Stated exercise ->
Which lines hold the word "JSON"? Copy each one.

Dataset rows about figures

****************************************

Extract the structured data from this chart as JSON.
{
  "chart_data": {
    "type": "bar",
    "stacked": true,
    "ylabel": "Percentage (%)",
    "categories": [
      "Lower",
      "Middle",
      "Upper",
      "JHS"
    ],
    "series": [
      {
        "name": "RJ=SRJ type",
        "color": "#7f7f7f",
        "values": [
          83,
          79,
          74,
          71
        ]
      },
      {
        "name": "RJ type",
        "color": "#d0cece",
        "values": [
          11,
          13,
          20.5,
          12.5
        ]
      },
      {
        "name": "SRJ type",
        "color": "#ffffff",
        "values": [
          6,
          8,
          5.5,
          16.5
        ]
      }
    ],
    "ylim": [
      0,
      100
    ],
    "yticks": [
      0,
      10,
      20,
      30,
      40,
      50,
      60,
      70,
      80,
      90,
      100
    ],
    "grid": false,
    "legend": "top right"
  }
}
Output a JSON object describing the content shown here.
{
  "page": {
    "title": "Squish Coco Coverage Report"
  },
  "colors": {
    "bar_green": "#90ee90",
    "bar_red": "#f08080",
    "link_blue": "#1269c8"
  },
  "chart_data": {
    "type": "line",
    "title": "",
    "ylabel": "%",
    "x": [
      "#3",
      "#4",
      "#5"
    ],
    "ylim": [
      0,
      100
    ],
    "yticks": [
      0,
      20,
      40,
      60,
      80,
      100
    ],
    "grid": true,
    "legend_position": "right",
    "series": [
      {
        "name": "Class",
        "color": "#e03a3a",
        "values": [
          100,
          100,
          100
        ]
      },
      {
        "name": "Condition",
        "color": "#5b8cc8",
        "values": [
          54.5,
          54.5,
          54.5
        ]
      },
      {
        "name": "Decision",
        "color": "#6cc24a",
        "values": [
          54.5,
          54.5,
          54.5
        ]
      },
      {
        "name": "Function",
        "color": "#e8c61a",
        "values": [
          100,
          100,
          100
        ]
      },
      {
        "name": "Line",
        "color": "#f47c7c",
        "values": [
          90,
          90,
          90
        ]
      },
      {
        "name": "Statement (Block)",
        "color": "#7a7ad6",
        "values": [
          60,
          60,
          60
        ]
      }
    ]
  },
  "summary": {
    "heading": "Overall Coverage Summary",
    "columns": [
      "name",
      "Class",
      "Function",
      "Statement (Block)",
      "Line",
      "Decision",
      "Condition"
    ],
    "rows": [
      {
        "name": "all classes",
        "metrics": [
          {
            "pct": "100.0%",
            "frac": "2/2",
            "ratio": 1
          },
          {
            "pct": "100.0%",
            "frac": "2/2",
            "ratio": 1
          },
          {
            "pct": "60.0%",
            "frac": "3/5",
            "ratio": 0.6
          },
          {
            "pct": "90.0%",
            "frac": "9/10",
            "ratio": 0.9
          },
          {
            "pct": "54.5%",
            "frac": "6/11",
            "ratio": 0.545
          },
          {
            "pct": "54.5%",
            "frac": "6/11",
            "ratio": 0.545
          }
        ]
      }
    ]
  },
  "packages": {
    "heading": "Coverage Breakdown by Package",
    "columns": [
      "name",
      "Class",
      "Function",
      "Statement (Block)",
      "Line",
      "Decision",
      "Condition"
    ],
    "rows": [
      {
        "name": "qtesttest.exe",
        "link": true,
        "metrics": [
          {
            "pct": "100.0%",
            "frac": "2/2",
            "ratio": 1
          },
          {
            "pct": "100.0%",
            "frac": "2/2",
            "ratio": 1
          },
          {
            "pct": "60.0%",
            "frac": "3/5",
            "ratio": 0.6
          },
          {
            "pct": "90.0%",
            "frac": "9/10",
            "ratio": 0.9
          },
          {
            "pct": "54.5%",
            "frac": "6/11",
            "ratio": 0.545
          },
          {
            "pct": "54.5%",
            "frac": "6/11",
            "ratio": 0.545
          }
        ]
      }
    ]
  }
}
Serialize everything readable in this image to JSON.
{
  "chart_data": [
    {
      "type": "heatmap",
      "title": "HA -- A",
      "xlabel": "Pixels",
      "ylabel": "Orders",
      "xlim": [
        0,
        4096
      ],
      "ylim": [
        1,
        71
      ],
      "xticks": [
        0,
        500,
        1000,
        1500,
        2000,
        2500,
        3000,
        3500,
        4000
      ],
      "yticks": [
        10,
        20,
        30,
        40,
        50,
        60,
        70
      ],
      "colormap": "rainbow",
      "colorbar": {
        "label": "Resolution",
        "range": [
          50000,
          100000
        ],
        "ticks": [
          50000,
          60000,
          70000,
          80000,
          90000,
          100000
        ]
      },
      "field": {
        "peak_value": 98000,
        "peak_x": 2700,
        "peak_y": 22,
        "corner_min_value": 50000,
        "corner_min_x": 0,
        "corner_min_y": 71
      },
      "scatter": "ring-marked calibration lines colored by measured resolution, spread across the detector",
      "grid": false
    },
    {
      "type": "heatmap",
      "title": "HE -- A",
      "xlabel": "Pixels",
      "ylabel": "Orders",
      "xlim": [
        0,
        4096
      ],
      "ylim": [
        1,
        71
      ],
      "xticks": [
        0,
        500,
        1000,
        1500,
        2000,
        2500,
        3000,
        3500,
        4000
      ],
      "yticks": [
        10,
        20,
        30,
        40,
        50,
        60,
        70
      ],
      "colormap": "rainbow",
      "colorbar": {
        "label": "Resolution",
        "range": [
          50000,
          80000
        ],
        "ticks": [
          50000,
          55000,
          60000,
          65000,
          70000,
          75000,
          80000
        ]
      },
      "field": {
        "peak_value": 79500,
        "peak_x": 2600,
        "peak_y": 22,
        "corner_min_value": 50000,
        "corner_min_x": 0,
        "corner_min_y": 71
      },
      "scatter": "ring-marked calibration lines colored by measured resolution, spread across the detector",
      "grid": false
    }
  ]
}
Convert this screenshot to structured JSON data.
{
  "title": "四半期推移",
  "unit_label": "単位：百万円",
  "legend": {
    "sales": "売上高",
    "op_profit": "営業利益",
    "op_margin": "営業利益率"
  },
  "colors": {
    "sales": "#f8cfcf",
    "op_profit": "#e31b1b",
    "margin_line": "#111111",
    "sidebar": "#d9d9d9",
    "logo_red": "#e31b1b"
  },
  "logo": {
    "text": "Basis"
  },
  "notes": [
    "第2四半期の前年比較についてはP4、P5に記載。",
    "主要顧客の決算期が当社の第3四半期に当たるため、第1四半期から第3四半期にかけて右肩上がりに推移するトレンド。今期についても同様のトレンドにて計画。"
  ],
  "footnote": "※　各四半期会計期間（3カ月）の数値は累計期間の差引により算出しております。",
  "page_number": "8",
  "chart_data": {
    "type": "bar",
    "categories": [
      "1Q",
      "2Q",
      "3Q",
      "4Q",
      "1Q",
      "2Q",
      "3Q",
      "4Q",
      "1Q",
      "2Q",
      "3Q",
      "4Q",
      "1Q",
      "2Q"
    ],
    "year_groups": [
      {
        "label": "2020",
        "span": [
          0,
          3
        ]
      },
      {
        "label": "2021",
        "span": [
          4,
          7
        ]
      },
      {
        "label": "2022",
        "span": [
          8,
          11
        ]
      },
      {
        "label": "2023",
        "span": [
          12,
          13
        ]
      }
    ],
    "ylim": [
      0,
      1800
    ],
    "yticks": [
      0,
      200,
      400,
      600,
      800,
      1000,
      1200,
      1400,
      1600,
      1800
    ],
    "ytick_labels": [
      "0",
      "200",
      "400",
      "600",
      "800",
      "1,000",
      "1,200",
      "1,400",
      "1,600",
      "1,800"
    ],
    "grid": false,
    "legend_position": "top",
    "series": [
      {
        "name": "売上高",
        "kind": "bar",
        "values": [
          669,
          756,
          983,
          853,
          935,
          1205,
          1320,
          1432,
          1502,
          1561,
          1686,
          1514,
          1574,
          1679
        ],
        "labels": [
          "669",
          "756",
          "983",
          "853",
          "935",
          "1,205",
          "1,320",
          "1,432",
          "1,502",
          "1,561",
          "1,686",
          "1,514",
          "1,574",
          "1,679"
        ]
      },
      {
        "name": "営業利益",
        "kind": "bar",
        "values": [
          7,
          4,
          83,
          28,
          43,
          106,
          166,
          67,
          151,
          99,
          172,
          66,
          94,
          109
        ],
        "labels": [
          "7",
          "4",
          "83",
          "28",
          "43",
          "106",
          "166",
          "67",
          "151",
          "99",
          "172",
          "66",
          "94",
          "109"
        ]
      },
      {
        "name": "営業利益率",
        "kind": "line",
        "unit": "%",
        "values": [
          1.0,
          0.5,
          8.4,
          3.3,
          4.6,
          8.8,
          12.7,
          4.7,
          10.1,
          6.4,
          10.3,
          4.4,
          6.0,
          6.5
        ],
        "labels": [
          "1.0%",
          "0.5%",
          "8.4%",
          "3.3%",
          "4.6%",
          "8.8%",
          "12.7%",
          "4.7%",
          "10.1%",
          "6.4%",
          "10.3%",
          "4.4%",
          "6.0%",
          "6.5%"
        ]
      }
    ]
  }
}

****************************************

Solution to this problem ->
Extract the structured data from this chart as JSON.
Output a JSON object describing the content shown here.
Serialize everything readable in this image to JSON.
Convert this screenshot to structured JSON data.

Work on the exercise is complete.